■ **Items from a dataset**
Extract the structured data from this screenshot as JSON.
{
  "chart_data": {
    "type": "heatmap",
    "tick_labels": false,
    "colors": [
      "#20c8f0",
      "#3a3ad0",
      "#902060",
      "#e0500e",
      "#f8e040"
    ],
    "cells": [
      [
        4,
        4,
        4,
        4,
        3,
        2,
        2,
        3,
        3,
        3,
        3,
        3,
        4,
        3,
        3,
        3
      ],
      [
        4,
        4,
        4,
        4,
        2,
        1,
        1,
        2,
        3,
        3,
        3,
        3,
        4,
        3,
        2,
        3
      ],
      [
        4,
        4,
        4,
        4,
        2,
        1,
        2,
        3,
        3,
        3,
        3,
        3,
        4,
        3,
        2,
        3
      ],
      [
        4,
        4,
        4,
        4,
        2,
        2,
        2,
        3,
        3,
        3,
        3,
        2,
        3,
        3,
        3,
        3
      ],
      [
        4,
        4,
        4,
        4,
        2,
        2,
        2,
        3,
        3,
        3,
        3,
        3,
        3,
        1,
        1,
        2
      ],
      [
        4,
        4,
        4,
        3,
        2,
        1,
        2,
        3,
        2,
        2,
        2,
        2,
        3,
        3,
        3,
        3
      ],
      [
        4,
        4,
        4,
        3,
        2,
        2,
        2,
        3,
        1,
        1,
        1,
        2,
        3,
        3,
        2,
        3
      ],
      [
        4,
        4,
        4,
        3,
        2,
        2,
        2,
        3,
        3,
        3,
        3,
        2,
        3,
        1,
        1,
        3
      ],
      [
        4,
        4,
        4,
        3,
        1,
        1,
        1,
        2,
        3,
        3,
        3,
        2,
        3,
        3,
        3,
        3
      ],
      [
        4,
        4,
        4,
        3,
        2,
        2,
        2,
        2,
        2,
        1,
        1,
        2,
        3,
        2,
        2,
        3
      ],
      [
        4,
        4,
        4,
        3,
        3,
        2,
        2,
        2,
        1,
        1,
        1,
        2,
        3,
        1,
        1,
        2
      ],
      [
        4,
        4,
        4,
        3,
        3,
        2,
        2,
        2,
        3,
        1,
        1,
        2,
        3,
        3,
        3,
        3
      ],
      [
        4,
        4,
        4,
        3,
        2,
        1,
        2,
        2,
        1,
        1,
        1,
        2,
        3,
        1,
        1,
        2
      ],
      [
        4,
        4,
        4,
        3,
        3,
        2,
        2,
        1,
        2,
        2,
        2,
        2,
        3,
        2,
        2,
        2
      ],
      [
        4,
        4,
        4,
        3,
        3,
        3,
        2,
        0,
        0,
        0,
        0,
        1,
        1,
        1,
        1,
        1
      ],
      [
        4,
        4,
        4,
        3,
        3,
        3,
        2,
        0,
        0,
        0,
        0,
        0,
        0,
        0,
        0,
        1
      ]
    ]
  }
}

■ **Problem to solve**
Type out the entries again, word for word.

■ **Exercise solution**
Extract the structured data from this screenshot as JSON.
{
  "chart_data": {
    "type": "heatmap",
    "tick_labels": false,
    "colors": [
      "#20c8f0",
      "#3a3ad0",
      "#902060",
      "#e0500e",
      "#f8e040"
    ],
    "cells": [
      [
        4,
        4,
        4,
        4,
        3,
        2,
        2,
        3,
        3,
        3,
        3,
        3,
        4,
        3,
        3,
        3
      ],
      [
        4,
        4,
        4,
        4,
        2,
        1,
        1,
        2,
        3,
        3,
        3,
        3,
        4,
        3,
        2,
        3
      ],
      [
        4,
        4,
        4,
        4,
        2,
        1,
        2,
        3,
        3,
        3,
        3,
        3,
        4,
        3,
        2,
        3
      ],
      [
        4,
        4,
        4,
        4,
        2,
        2,
        2,
        3,
        3,
        3,
        3,
        2,
        3,
        3,
        3,
        3
      ],
      [
        4,
        4,
        4,
        4,
        2,
        2,
        2,
        3,
        3,
        3,
        3,
        3,
        3,
        1,
        1,
        2
      ],
      [
        4,
        4,
        4,
        3,
        2,
        1,
        2,
        3,
        2,
        2,
        2,
        2,
        3,
        3,
        3,
        3
      ],
      [
        4,
        4,
        4,
        3,
        2,
        2,
        2,
        3,
        1,
        1,
        1,
        2,
        3,
        3,
        2,
        3
      ],
      [
        4,
        4,
        4,
        3,
        2,
        2,
        2,
        3,
        3,
        3,
        3,
        2,
        3,
        1,
        1,
        3
      ],
      [
        4,
        4,
        4,
        3,
        1,
        1,
        1,
        2,
        3,
        3,
        3,
        2,
        3,
        3,
        3,
        3
      ],
      [
        4,
        4,
        4,
        3,
        2,
        2,
        2,
        2,
        2,
        1,
        1,
        2,
        3,
        2,
        2,
        3
      ],
      [
        4,
        4,
        4,
        3,
        3,
        2,
        2,
        2,
        1,
        1,
        1,
        2,
        3,
        1,
        1,
        2
      ],
      [
        4,
        4,
        4,
        3,
        3,
        2,
        2,
        2,
        3,
        1,
        1,
        2,
        3,
        3,
        3,
        3
      ],
      [
        4,
        4,
        4,
        3,
        2,
        1,
        2,
        2,
        1,
        1,
        1,
        2,
        3,
        1,
        1,
        2
      ],
      [
        4,
        4,
        4,
        3,
        3,
        2,
        2,
        1,
        2,
        2,
        2,
        2,
        3,
        2,
        2,
        2
      ],
      [
        4,
        4,
        4,
        3,
        3,
        3,
        2,
        0,
        0,
        0,
        0,
        1,
        1,
        1,
        1,
        1
      ],
      [
        4,
        4,
        4,
        3,
        3,
        3,
        2,
        0,
        0,
        0,
        0,
        0,
        0,
        0,
        0,
        1
      ]
    ]
  }
}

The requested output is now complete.